** The task **
Output only the lines from the one holding "Output the text content of this document." to the end of the data below, please, copied exactly.

** The data **

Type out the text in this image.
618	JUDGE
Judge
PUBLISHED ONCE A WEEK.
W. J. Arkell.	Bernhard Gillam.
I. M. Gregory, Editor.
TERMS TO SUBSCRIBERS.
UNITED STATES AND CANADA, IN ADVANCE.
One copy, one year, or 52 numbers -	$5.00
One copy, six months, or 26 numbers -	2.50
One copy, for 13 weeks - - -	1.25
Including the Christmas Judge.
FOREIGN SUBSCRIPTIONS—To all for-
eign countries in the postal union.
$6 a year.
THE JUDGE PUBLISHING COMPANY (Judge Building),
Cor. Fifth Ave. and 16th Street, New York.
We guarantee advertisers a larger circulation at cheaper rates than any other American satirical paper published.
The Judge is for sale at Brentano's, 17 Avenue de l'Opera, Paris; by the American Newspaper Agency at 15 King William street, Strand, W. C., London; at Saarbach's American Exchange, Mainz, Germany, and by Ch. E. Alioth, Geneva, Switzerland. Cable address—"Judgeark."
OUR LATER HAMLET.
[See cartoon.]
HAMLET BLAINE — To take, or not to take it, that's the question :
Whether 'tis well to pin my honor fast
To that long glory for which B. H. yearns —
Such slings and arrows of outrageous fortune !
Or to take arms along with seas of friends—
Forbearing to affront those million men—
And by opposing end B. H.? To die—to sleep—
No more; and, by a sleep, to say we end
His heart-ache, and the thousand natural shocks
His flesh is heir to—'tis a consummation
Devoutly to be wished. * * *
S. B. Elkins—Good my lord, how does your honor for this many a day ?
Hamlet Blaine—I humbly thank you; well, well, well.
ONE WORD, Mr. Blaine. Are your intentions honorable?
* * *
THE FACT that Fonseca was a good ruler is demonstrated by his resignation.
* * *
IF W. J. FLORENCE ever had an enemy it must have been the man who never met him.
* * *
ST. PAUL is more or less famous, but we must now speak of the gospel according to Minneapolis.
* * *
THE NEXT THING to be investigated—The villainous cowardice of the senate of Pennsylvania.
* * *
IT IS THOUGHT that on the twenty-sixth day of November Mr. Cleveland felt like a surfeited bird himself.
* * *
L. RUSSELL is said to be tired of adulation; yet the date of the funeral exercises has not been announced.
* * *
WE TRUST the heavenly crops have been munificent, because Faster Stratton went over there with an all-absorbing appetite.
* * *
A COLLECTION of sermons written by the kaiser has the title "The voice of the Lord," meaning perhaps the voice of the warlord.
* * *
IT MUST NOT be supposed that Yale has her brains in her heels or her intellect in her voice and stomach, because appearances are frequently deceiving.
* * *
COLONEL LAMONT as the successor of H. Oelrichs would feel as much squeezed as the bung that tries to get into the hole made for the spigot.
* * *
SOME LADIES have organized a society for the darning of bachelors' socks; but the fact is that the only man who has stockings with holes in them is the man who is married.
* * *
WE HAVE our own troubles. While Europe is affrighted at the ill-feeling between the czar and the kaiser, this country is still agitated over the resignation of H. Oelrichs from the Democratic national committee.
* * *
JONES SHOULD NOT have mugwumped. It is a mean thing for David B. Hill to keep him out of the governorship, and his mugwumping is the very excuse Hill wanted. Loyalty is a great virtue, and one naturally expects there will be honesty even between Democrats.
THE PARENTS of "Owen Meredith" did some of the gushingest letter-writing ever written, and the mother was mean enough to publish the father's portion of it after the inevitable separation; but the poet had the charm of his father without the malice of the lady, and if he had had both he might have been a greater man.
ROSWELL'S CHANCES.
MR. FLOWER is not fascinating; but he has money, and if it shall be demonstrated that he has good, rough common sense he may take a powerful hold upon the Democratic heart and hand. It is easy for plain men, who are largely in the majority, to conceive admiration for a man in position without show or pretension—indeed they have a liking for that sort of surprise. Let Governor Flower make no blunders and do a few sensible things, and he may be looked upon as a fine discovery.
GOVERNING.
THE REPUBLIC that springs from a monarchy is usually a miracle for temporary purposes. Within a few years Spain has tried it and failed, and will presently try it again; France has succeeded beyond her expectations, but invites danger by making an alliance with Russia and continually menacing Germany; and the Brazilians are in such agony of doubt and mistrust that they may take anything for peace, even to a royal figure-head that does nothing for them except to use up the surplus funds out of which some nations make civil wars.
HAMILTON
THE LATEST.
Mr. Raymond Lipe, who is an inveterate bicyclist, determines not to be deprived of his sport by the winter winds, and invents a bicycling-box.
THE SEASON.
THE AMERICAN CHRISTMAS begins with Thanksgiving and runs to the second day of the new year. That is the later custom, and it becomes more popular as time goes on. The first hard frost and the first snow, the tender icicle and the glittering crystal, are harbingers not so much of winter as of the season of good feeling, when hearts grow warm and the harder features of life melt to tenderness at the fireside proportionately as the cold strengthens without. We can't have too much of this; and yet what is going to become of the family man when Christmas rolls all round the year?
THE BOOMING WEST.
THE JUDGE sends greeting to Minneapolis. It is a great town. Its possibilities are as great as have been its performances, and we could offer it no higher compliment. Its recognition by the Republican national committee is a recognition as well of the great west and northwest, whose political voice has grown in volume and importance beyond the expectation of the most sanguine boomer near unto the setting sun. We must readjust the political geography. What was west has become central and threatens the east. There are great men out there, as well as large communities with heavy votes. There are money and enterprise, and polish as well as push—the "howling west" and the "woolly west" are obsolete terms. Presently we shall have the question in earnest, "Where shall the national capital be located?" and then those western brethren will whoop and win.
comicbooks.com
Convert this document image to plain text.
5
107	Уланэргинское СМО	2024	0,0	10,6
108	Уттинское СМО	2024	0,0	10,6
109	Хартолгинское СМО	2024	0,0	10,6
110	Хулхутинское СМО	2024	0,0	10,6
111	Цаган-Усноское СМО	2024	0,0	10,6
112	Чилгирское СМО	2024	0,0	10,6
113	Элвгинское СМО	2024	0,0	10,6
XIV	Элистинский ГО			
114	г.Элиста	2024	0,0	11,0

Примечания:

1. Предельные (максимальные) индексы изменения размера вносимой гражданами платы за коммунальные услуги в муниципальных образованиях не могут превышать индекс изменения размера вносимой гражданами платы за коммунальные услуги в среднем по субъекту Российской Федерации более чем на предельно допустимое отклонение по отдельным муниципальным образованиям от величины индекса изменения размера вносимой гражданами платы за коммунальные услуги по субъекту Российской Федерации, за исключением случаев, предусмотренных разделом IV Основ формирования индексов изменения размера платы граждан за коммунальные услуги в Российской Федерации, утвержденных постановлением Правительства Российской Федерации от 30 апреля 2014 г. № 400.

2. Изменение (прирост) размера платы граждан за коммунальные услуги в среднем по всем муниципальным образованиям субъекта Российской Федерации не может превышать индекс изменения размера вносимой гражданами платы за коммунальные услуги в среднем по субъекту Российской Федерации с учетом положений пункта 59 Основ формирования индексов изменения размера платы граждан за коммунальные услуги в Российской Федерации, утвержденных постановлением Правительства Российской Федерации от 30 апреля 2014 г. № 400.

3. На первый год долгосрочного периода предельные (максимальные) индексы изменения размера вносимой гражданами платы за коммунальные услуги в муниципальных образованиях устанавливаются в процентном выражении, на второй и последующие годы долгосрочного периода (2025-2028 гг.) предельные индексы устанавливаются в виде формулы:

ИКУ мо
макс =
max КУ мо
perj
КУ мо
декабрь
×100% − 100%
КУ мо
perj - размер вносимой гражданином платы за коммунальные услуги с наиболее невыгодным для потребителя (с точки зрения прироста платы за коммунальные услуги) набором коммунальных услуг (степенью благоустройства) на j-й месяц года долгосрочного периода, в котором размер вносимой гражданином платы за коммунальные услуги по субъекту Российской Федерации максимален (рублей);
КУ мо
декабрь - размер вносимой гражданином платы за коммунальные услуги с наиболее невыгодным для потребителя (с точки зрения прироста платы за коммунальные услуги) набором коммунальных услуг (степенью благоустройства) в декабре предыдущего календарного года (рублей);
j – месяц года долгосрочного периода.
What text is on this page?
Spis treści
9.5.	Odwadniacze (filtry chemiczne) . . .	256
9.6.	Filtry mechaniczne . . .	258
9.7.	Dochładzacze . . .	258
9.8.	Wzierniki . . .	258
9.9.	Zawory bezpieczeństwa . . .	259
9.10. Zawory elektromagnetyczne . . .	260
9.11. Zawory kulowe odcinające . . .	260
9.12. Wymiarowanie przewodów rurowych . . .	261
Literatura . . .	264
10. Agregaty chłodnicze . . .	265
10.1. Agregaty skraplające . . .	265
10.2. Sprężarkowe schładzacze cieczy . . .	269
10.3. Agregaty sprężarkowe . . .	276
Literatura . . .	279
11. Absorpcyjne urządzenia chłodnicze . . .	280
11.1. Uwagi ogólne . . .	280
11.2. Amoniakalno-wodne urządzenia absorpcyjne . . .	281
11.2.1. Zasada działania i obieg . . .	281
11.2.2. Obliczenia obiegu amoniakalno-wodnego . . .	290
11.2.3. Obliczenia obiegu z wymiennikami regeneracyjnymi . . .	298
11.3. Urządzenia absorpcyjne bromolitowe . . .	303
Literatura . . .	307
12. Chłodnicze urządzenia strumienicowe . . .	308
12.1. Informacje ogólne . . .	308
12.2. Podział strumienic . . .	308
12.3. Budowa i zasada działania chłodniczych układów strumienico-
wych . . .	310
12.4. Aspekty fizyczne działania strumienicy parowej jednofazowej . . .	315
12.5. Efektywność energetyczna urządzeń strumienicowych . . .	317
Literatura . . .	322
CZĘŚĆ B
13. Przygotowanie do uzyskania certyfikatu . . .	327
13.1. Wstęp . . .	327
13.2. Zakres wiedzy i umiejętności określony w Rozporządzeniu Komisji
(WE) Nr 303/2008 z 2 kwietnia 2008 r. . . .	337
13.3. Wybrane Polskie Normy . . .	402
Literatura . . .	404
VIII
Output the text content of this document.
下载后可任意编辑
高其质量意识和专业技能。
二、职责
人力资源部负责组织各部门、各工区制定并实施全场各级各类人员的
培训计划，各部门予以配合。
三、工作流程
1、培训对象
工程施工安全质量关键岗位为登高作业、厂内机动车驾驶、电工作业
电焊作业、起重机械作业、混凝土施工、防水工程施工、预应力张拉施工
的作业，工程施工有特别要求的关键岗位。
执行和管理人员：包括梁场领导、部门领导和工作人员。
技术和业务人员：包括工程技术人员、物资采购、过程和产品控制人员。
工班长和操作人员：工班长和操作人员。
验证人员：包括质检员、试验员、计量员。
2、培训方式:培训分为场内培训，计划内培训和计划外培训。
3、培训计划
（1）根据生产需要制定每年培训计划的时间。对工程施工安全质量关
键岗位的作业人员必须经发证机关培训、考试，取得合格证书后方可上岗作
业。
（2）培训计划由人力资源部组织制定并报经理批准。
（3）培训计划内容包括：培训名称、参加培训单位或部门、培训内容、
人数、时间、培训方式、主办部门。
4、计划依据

** Solution to the exercise **
Output the text content of this document.
下载后可任意编辑
高其质量意识和专业技能。
二、职责
人力资源部负责组织各部门、各工区制定并实施全场各级各类人员的
培训计划，各部门予以配合。
三、工作流程
1、培训对象
工程施工安全质量关键岗位为登高作业、厂内机动车驾驶、电工作业
电焊作业、起重机械作业、混凝土施工、防水工程施工、预应力张拉施工
的作业，工程施工有特别要求的关键岗位。
执行和管理人员：包括梁场领导、部门领导和工作人员。
技术和业务人员：包括工程技术人员、物资采购、过程和产品控制人员。
工班长和操作人员：工班长和操作人员。
验证人员：包括质检员、试验员、计量员。
2、培训方式:培训分为场内培训，计划内培训和计划外培训。
3、培训计划
（1）根据生产需要制定每年培训计划的时间。对工程施工安全质量关
键岗位的作业人员必须经发证机关培训、考试，取得合格证书后方可上岗作
业。
（2）培训计划由人力资源部组织制定并报经理批准。
（3）培训计划内容包括：培训名称、参加培训单位或部门、培训内容、
人数、时间、培训方式、主办部门。
4、计划依据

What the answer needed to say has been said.